▶ Task prompt
From the entries below, list each line with "ylabel".
— start of Supplied entries —
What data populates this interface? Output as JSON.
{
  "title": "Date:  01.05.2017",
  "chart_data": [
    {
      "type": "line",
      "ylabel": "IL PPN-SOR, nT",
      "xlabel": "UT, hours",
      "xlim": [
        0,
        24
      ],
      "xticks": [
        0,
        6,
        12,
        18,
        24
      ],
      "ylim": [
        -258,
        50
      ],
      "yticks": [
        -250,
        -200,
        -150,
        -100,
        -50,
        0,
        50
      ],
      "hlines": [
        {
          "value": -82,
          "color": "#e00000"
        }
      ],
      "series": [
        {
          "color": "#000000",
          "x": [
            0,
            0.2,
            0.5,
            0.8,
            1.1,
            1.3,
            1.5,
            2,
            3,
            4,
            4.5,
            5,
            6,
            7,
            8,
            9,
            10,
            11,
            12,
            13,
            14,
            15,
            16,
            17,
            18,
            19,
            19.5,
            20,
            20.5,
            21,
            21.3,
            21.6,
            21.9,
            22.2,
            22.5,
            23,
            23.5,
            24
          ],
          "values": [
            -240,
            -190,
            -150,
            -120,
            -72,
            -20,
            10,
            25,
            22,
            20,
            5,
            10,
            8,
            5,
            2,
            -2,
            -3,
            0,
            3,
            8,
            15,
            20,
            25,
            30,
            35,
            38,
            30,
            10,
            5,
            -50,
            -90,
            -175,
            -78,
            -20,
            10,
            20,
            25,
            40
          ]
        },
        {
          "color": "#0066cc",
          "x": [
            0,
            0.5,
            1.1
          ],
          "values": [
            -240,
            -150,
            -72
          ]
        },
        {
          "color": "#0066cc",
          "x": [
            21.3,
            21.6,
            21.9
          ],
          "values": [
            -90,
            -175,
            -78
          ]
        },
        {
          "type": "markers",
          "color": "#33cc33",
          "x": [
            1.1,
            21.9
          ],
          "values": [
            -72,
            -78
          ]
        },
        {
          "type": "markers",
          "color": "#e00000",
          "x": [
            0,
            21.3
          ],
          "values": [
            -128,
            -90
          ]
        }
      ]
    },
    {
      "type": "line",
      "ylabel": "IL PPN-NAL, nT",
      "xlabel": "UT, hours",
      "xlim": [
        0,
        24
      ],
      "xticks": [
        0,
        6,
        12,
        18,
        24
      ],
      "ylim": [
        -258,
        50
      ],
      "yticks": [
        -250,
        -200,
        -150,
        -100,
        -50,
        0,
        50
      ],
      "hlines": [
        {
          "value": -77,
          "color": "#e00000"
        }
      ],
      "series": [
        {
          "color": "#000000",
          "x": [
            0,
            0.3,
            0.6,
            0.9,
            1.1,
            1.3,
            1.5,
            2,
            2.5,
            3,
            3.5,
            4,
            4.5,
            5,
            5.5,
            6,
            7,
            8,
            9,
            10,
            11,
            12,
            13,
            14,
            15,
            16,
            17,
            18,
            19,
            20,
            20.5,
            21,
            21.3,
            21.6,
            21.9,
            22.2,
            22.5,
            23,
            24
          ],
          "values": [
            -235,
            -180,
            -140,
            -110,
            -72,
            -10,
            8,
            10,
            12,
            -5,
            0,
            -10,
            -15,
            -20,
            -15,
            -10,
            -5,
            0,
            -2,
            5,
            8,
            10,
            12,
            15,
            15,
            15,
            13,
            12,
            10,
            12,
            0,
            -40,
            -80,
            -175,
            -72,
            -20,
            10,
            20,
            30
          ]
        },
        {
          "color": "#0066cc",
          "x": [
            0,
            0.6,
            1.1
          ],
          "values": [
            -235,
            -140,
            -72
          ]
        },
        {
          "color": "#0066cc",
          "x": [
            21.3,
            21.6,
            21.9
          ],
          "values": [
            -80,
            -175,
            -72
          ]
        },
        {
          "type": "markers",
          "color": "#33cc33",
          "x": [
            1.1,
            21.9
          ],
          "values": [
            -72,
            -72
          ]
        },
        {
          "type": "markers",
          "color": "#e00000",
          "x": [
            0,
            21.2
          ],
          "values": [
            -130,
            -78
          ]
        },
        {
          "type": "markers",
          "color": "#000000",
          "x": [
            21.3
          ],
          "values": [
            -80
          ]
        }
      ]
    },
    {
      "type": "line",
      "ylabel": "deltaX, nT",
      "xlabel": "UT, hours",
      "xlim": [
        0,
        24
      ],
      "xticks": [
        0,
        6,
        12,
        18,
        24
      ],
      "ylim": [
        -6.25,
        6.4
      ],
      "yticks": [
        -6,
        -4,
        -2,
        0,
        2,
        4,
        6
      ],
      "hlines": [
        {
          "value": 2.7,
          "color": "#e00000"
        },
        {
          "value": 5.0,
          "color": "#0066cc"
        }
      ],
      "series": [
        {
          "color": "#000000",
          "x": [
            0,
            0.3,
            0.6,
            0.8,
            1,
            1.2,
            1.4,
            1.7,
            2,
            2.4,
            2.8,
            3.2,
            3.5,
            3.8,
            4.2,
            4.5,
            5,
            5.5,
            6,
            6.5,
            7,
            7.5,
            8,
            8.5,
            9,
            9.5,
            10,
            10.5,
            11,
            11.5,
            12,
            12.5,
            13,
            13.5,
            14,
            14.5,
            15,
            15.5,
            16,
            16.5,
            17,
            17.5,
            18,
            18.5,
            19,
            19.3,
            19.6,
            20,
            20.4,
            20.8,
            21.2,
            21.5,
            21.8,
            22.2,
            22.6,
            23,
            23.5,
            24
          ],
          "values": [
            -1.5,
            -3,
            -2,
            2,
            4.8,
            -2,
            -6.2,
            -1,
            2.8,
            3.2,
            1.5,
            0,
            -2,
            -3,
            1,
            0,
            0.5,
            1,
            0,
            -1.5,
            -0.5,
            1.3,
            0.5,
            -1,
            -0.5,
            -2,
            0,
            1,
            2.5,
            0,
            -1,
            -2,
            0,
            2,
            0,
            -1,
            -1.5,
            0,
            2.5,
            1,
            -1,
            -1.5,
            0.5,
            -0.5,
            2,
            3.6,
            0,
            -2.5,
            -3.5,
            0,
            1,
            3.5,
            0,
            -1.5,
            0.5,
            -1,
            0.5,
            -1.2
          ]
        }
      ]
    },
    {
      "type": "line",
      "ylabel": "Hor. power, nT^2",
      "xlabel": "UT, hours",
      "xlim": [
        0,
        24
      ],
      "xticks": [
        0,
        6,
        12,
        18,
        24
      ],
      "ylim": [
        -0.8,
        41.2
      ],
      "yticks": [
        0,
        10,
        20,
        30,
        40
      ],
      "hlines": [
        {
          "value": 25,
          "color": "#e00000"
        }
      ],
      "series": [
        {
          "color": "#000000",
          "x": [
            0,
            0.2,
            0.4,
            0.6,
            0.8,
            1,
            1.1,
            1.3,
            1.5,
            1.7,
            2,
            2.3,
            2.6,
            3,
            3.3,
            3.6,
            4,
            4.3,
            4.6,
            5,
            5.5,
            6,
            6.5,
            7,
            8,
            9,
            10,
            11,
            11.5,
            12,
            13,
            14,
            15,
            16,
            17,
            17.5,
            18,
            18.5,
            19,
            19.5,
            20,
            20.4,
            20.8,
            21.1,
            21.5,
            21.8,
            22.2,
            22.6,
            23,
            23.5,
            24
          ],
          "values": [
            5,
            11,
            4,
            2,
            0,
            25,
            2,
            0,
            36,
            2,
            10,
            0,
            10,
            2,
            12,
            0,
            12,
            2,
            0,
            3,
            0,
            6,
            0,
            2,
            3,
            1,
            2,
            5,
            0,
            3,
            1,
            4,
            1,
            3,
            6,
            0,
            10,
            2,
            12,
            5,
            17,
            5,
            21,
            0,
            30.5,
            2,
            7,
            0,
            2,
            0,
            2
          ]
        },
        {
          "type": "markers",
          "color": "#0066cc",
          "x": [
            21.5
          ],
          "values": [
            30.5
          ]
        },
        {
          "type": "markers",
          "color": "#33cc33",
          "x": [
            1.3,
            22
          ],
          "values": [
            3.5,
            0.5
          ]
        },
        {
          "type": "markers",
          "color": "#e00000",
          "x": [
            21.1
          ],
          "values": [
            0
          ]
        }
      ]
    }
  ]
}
— end of Supplied entries —
▶ Problem solution
      "ylabel": "IL PPN-SOR, nT",
      "ylabel": "IL PPN-NAL, nT",
      "ylabel": "deltaX, nT",
      "ylabel": "Hor. power, nT^2",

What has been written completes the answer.